## Goal of the exercise
Go through the listing and return every line with "όριο" in it.

Entries from a dataset
════════════════════

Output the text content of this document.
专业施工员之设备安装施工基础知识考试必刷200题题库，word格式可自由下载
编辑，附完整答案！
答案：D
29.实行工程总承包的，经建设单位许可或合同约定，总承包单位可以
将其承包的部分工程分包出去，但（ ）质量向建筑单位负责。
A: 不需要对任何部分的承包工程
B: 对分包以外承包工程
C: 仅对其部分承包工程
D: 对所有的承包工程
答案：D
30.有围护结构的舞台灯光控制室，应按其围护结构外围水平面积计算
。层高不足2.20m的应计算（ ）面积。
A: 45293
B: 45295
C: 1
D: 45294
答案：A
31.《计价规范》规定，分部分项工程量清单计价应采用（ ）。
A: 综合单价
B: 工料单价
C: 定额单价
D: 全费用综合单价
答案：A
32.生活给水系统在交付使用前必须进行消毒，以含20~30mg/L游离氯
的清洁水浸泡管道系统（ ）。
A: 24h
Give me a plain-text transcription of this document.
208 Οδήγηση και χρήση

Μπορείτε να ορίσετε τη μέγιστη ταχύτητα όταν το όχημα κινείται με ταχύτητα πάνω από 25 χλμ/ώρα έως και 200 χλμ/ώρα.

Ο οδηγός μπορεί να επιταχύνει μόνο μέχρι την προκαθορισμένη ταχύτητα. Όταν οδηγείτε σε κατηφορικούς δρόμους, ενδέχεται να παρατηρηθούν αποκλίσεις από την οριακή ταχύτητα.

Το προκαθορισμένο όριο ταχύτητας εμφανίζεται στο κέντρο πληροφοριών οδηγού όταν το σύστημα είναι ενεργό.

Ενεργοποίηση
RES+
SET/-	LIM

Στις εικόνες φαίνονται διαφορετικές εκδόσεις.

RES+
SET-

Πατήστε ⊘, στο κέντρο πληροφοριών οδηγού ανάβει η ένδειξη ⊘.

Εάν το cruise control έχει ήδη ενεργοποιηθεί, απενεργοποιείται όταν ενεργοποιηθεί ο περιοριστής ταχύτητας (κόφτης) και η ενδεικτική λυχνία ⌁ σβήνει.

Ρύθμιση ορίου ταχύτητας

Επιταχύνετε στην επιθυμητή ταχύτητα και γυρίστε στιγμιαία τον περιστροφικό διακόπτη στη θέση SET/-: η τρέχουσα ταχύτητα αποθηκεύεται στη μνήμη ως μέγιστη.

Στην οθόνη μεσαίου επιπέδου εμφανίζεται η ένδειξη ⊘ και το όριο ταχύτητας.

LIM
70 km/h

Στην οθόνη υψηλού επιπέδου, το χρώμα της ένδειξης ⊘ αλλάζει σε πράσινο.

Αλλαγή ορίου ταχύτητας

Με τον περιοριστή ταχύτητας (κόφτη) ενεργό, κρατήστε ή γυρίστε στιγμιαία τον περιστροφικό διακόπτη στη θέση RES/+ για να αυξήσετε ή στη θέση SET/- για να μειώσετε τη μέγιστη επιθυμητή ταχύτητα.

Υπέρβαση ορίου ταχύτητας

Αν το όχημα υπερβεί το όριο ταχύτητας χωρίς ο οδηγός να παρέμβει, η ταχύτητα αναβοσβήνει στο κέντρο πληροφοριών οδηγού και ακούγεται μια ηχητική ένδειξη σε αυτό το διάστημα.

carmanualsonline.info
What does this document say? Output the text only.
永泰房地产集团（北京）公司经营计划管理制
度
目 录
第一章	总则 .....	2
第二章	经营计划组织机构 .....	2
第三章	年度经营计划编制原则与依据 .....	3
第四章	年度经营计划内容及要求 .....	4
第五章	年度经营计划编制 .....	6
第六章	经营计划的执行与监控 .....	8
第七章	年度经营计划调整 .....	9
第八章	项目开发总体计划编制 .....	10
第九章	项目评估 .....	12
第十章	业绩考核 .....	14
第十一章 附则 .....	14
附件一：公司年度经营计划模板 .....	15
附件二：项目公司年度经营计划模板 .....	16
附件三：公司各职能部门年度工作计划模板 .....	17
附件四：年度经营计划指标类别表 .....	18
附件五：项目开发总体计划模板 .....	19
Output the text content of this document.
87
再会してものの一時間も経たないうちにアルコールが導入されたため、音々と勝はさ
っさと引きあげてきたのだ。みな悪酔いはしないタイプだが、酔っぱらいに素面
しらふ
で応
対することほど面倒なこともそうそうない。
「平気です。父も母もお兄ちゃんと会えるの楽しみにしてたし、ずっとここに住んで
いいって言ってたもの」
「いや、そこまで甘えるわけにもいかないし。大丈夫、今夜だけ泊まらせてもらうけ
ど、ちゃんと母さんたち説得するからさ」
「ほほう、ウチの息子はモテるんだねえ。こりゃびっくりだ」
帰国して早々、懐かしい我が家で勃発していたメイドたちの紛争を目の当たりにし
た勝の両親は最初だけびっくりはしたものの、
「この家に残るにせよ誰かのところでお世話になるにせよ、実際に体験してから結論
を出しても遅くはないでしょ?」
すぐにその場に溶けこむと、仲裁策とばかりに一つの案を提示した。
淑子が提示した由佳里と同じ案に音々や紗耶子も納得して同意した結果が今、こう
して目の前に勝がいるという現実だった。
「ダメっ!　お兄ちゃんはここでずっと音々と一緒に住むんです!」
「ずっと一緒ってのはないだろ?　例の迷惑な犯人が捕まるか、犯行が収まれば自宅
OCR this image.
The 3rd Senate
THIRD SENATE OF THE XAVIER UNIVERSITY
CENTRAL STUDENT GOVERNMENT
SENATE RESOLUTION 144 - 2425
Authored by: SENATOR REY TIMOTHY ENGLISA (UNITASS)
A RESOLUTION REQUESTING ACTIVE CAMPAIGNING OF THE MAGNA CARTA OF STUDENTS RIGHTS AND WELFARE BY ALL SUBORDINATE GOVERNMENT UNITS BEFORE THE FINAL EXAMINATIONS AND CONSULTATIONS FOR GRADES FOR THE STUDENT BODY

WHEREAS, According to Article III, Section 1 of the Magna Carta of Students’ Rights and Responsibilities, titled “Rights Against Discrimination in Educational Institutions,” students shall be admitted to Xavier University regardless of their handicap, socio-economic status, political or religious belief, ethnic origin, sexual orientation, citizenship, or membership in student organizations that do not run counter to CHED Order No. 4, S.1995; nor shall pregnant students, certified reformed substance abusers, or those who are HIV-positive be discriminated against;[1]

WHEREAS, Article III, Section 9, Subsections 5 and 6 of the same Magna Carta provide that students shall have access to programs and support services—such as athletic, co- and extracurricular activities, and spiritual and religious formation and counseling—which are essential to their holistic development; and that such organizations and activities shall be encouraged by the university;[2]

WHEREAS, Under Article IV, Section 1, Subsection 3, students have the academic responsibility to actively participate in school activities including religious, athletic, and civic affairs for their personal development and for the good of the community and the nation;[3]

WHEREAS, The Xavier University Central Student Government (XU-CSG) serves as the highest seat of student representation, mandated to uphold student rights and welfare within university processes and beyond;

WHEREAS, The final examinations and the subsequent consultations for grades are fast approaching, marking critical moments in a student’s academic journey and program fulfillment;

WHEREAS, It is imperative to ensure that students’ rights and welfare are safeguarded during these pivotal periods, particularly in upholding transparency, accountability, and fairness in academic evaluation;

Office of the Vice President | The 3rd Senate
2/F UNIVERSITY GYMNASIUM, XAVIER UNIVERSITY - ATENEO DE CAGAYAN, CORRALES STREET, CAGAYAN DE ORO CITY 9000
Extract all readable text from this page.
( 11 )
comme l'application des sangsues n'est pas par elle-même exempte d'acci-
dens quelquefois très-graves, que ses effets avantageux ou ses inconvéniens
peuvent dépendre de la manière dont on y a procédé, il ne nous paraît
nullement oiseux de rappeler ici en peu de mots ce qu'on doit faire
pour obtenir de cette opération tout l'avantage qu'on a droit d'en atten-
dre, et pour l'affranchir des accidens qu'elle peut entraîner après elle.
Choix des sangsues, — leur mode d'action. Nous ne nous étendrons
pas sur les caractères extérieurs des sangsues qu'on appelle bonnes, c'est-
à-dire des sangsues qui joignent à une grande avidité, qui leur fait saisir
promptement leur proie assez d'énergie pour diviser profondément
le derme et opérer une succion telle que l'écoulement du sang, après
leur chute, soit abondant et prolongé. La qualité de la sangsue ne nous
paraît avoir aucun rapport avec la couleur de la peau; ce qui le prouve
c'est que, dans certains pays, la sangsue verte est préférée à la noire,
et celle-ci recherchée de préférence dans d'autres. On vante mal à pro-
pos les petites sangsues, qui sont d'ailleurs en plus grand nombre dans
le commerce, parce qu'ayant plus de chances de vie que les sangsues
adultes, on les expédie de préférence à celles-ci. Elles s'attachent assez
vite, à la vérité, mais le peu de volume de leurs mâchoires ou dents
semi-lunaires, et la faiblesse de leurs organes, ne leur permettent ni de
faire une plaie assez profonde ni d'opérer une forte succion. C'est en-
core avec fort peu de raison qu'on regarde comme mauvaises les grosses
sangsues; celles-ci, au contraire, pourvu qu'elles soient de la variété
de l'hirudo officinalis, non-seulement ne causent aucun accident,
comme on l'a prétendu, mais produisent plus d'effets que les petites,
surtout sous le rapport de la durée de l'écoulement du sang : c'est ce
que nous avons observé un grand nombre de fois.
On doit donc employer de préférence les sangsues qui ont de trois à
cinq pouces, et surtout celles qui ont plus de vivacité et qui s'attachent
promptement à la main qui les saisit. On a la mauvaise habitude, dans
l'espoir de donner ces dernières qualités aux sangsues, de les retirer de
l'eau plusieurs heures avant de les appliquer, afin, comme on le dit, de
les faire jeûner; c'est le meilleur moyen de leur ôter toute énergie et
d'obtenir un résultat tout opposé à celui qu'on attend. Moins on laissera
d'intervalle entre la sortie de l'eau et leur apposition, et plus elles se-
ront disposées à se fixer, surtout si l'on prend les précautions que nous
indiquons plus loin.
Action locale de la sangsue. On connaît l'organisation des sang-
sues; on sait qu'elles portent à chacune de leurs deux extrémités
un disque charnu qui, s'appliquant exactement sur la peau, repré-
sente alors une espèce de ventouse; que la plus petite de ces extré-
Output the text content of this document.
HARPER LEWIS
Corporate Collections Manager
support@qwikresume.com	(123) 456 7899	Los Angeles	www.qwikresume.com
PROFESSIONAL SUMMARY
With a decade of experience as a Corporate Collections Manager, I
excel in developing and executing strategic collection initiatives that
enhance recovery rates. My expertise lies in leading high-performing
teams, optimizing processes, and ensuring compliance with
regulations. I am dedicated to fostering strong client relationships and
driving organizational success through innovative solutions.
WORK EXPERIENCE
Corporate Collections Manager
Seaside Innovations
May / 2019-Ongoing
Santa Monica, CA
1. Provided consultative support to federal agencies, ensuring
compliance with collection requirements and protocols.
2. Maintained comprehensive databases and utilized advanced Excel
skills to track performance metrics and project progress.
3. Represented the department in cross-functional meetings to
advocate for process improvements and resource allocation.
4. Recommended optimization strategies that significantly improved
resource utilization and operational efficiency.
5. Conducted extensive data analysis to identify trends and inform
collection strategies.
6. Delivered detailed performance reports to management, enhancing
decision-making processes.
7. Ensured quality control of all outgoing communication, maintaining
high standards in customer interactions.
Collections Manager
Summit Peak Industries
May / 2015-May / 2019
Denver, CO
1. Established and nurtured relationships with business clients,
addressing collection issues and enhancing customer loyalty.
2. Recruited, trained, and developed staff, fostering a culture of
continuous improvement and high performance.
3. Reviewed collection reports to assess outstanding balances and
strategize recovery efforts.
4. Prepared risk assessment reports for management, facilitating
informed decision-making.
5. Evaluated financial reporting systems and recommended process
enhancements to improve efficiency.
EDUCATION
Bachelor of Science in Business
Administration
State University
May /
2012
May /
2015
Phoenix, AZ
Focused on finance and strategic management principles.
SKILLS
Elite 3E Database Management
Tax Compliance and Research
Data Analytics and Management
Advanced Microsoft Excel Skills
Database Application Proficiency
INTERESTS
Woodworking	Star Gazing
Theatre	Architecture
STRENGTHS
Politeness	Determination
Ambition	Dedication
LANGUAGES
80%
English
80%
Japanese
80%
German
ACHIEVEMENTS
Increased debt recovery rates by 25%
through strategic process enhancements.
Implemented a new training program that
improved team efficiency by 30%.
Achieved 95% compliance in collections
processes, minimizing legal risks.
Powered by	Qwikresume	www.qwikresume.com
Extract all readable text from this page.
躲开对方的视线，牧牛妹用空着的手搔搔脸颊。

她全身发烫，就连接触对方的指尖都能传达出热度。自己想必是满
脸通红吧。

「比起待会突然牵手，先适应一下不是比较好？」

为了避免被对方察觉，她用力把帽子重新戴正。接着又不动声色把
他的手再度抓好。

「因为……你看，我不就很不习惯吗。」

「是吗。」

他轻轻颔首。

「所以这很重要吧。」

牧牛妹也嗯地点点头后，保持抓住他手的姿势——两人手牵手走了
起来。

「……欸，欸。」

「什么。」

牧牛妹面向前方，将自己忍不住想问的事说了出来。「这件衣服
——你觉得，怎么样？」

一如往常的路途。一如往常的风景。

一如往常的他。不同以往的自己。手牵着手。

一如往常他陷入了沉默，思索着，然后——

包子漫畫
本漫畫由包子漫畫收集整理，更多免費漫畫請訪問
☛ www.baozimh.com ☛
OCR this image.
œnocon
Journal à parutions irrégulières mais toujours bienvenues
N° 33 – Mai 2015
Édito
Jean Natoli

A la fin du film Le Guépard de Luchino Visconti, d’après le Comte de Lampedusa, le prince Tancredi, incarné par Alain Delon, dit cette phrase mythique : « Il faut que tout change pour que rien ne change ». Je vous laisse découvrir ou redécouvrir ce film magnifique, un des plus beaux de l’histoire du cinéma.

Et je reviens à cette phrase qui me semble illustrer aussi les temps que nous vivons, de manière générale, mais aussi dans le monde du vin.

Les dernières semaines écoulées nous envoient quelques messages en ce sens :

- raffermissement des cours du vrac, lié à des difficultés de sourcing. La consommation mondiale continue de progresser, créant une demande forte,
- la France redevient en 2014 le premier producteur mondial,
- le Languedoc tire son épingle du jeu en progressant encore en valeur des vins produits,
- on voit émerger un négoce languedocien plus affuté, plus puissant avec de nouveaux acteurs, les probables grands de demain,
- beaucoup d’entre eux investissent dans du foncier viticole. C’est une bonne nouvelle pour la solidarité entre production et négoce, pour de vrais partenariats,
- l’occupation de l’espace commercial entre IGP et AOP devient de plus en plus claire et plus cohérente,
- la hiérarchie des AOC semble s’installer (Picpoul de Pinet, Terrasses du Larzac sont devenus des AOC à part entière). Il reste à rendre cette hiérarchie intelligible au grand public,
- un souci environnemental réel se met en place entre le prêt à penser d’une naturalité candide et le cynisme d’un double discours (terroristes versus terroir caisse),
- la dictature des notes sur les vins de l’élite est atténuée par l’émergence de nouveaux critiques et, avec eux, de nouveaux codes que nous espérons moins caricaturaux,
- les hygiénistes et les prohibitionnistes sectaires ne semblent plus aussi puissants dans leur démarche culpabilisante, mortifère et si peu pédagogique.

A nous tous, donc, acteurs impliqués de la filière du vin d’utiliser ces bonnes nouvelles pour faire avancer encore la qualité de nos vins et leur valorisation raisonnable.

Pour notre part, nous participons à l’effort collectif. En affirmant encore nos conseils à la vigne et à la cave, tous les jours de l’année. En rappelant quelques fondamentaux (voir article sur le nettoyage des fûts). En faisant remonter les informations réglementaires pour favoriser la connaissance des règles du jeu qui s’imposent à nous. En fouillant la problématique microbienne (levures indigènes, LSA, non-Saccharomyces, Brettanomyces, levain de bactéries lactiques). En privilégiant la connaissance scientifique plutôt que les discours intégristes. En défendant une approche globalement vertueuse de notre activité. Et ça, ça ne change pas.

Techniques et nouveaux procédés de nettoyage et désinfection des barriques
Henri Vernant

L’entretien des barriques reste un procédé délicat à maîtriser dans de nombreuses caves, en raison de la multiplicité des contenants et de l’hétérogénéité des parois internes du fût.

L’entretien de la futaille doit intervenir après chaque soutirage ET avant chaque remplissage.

════════════════════

## The output
Το προκαθορισμένο όριο ταχύτητας εμφανίζεται στο κέντρο πληροφοριών οδηγού όταν το σύστημα είναι ενεργό.
Στην οθόνη μεσαίου επιπέδου εμφανίζεται η ένδειξη ⊘ και το όριο ταχύτητας.
Αν το όχημα υπερβεί το όριο ταχύτητας χωρίς ο οδηγός να παρέμβει, η ταχύτητα αναβοσβήνει στο κέντρο πληροφοριών οδηγού και ακούγεται μια ηχητική ένδειξη σε αυτό το διάστημα.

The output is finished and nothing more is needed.